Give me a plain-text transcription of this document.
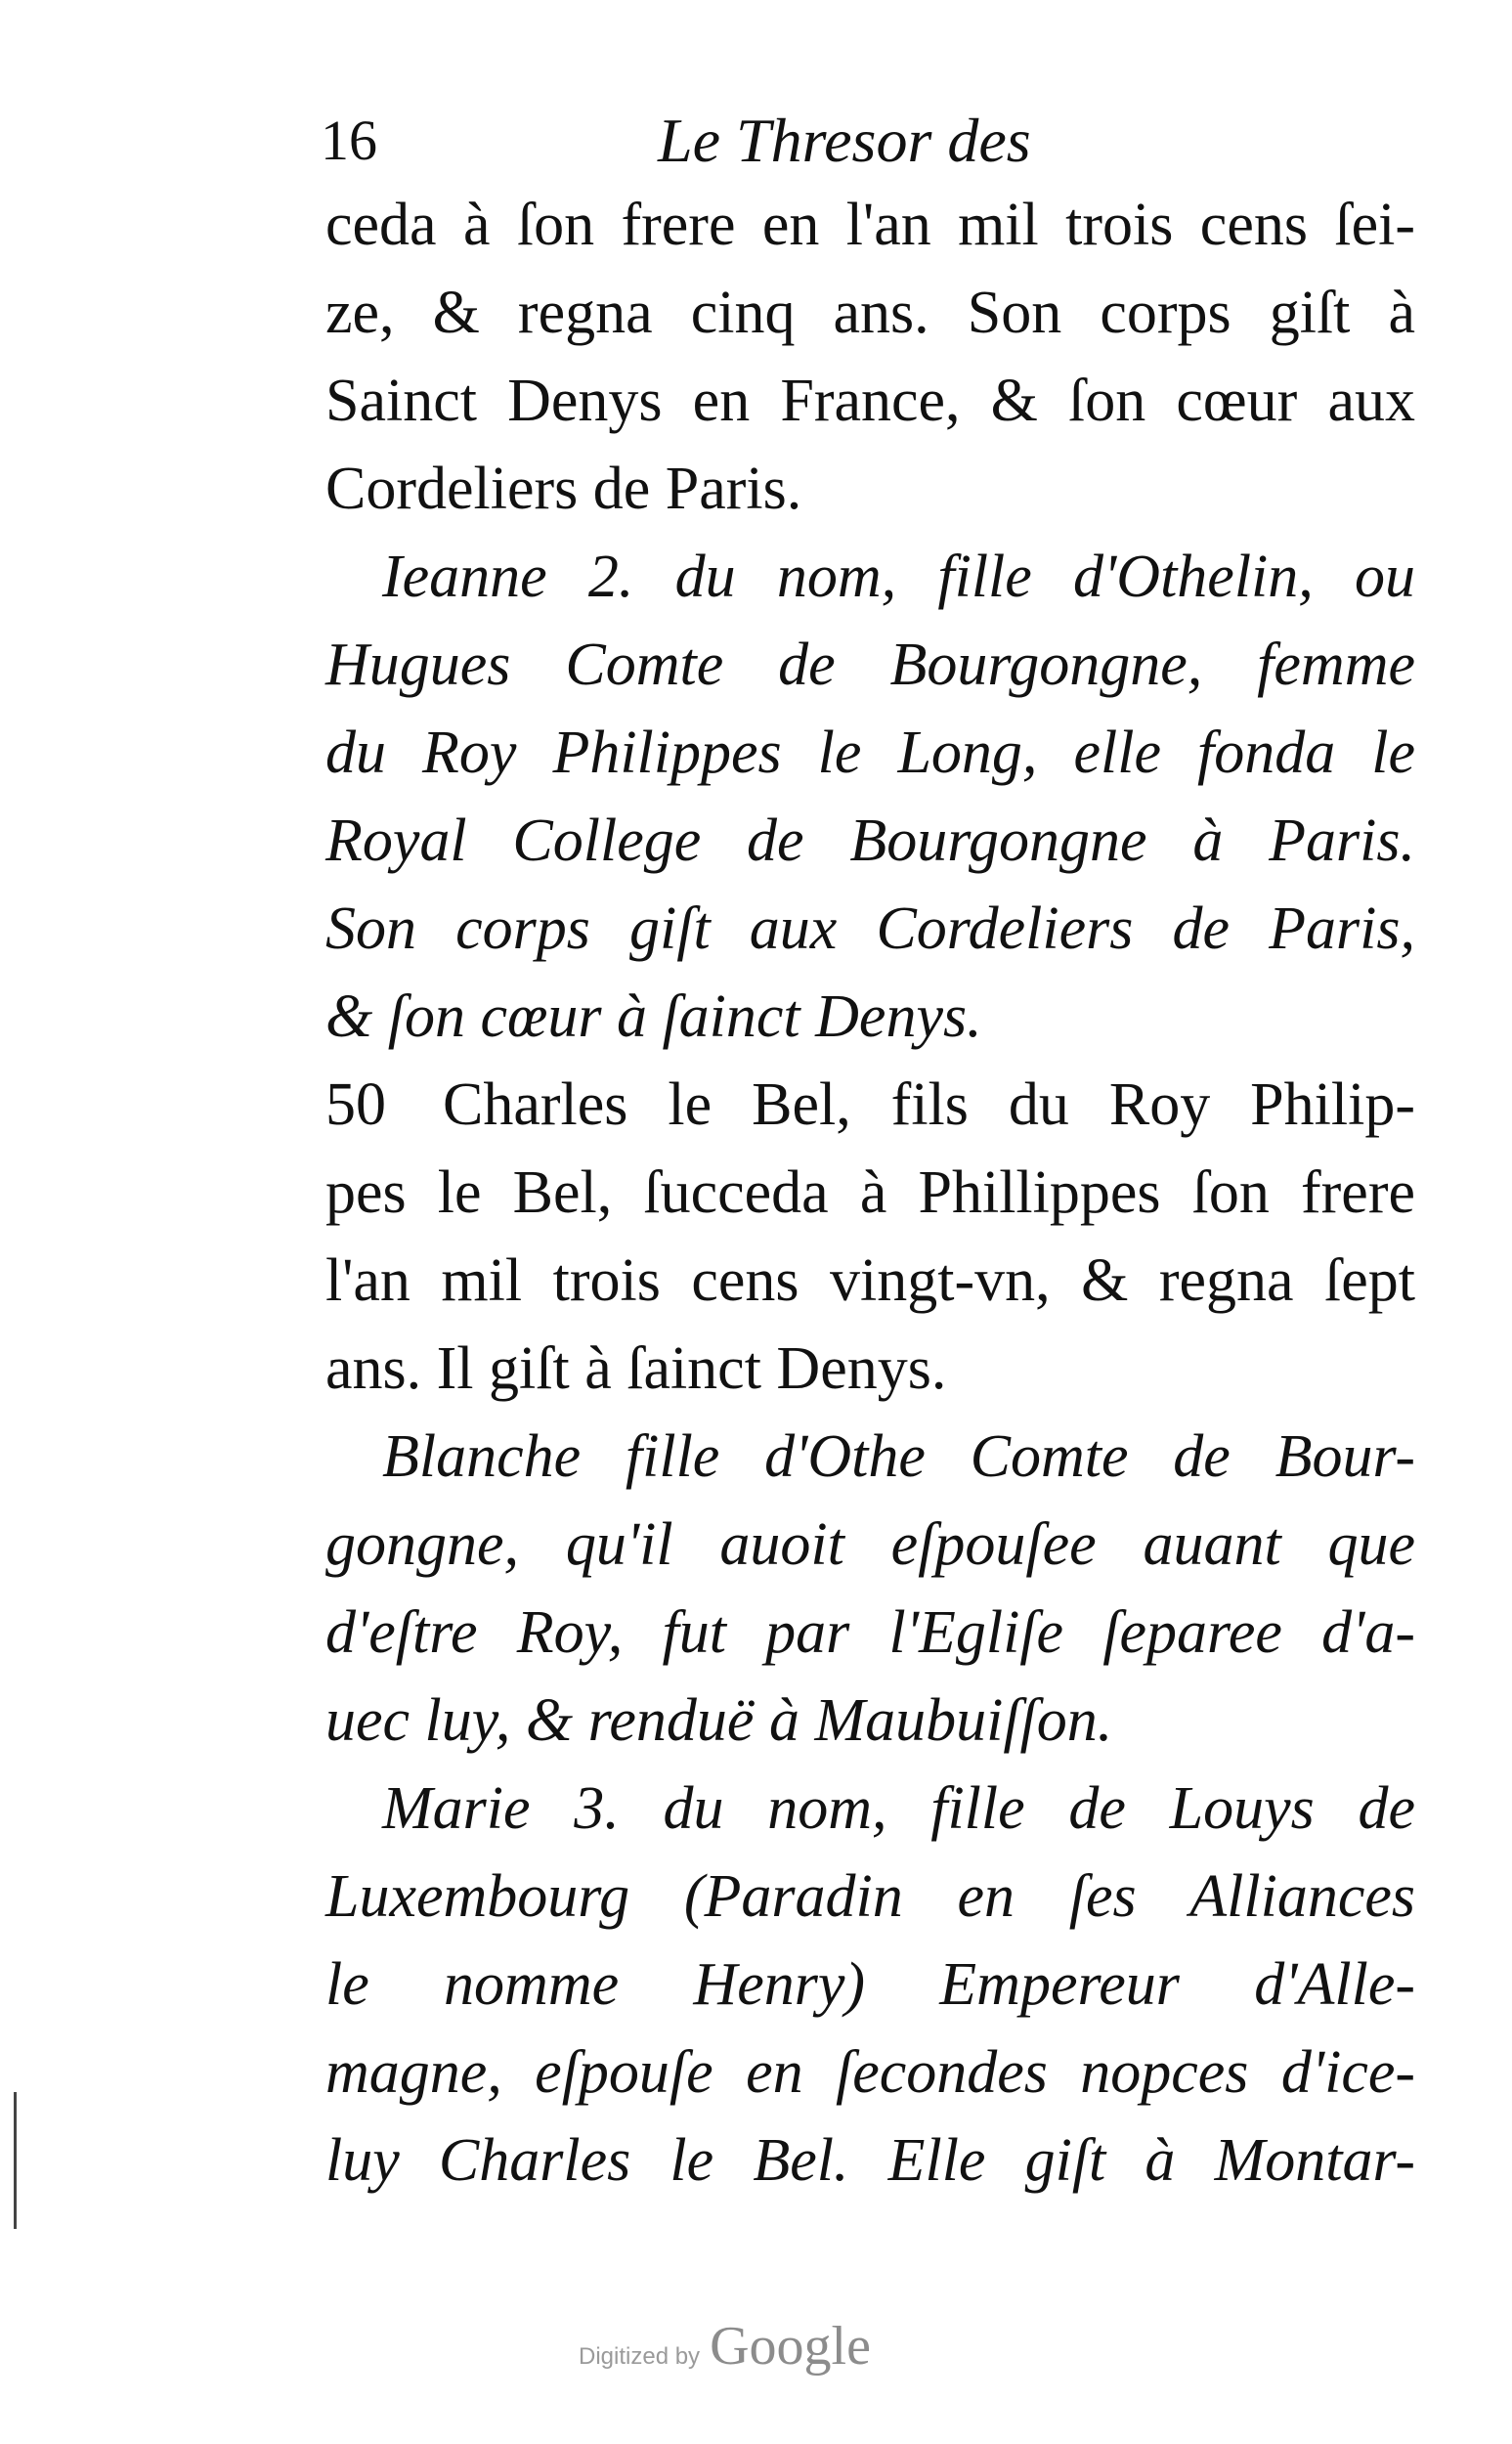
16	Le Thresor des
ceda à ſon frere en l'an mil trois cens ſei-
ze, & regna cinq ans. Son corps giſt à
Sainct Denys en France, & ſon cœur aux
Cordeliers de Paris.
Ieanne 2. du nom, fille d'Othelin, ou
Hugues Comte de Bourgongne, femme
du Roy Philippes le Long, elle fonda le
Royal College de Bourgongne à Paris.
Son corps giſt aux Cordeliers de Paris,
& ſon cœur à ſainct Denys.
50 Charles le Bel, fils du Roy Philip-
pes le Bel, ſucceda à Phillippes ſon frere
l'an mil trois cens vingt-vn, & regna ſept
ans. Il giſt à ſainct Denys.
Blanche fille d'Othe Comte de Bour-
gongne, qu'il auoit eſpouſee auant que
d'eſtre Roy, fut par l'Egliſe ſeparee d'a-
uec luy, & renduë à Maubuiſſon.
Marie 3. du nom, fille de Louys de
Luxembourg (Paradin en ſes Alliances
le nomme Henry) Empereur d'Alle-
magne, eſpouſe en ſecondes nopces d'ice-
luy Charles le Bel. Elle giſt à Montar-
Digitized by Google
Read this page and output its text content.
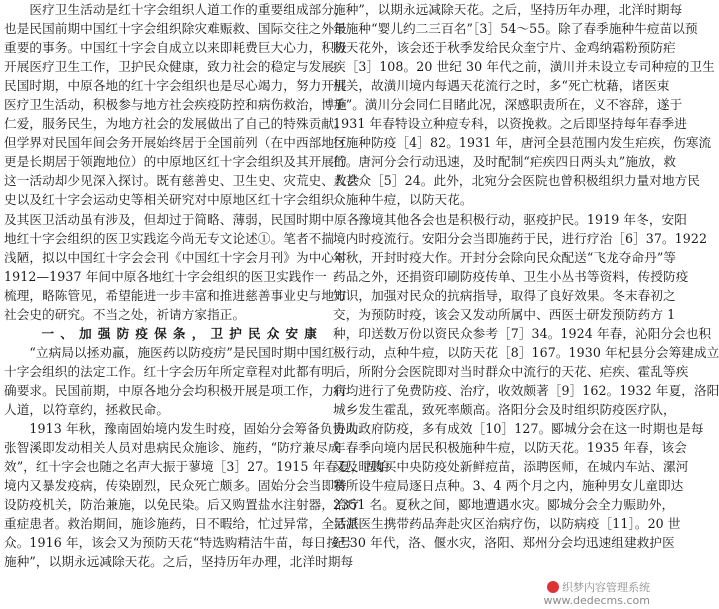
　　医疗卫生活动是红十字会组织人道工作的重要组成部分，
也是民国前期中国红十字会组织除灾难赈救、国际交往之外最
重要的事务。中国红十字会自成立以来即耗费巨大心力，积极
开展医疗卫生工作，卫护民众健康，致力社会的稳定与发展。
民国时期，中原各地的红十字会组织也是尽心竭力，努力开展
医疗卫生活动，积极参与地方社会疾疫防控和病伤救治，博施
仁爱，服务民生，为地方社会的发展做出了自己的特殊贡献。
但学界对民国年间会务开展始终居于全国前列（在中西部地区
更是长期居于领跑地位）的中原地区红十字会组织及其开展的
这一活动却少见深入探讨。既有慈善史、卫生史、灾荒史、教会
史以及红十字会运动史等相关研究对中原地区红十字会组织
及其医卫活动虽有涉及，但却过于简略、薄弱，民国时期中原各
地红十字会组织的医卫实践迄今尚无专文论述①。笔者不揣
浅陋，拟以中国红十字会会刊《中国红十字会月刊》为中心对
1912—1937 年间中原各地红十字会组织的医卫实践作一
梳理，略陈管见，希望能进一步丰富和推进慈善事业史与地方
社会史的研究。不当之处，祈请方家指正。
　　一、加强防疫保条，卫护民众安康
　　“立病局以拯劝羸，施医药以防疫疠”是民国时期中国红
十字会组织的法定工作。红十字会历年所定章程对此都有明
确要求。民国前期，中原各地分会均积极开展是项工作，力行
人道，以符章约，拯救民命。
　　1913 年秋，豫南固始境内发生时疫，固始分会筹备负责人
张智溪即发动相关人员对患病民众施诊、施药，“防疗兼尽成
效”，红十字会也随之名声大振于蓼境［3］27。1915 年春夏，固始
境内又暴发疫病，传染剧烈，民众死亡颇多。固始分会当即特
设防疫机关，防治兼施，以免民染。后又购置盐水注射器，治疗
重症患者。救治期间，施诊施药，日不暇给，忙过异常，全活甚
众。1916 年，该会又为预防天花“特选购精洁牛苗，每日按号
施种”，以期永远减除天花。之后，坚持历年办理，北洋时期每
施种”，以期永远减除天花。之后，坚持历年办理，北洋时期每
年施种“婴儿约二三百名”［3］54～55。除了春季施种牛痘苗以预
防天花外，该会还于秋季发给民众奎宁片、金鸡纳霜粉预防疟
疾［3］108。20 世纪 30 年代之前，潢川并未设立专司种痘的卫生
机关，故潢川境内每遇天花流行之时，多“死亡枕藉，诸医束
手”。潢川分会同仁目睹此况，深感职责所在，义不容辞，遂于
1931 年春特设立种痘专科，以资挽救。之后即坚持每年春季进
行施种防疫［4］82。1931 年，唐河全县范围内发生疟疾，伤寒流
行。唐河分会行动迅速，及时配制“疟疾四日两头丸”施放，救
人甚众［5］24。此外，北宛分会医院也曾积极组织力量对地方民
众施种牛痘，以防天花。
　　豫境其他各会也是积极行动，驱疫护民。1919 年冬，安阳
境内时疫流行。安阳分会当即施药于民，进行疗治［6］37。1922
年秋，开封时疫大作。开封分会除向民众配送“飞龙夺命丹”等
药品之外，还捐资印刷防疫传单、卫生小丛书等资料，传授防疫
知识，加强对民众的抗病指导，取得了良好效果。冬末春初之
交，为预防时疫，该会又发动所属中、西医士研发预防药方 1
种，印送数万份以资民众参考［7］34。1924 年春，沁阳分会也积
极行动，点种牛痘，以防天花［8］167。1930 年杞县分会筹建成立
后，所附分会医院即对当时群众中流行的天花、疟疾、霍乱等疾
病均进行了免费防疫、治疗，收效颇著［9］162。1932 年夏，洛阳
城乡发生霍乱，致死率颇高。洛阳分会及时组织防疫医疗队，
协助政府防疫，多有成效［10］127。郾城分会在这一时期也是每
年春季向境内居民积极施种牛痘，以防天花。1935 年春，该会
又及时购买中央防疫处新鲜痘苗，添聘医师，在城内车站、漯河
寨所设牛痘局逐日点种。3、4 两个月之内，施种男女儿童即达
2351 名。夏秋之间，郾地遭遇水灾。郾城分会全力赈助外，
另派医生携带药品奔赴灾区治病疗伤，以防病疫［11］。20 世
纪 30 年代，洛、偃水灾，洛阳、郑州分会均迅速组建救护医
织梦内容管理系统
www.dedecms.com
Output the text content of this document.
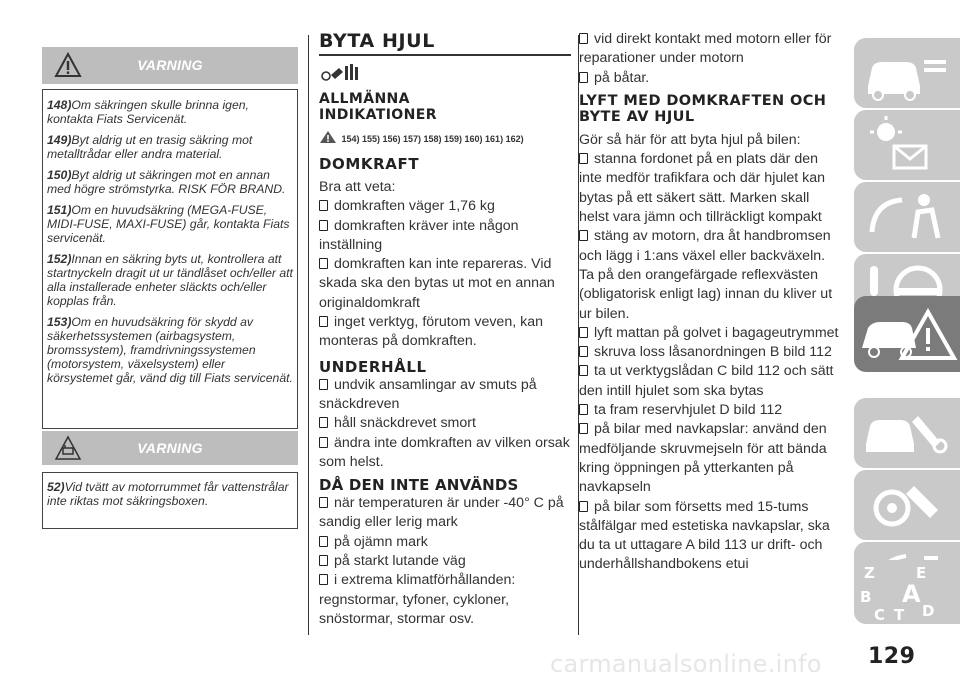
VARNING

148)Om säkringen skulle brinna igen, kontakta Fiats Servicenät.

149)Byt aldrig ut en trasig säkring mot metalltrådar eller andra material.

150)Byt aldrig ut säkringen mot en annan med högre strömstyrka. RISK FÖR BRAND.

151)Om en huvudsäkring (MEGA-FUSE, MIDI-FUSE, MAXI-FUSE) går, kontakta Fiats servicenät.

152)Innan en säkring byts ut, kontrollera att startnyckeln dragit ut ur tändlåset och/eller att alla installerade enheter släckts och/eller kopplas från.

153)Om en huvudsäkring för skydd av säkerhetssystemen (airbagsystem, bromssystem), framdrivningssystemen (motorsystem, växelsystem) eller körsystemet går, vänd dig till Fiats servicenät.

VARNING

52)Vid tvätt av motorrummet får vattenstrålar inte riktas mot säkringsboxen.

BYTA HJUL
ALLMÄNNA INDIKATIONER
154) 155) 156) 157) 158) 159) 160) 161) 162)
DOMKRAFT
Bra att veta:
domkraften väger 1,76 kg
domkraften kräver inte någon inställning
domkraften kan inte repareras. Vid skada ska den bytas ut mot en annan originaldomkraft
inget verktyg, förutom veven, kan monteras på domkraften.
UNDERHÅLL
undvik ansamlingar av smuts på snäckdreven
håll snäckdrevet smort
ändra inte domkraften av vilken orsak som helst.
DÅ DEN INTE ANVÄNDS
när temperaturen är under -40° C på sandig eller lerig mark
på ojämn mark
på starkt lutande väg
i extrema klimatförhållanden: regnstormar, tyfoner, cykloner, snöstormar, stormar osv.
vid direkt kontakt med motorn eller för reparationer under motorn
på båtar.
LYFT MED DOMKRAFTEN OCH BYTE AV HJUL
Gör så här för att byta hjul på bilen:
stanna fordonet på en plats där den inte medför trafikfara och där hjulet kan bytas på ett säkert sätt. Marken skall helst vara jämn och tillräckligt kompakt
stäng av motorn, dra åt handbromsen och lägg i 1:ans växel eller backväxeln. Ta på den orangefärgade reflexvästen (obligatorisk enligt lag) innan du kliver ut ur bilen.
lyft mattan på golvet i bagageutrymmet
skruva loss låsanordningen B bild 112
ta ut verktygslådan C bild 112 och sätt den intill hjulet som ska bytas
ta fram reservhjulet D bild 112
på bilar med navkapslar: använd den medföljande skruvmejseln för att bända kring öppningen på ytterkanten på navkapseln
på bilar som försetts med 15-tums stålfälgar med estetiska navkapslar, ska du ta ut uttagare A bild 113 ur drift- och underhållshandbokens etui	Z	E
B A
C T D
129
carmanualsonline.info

--*--

#### Requirements:
What is the number of lines in the records that contain the string "this"? Give only that number.

#### Solution to the exercise:
3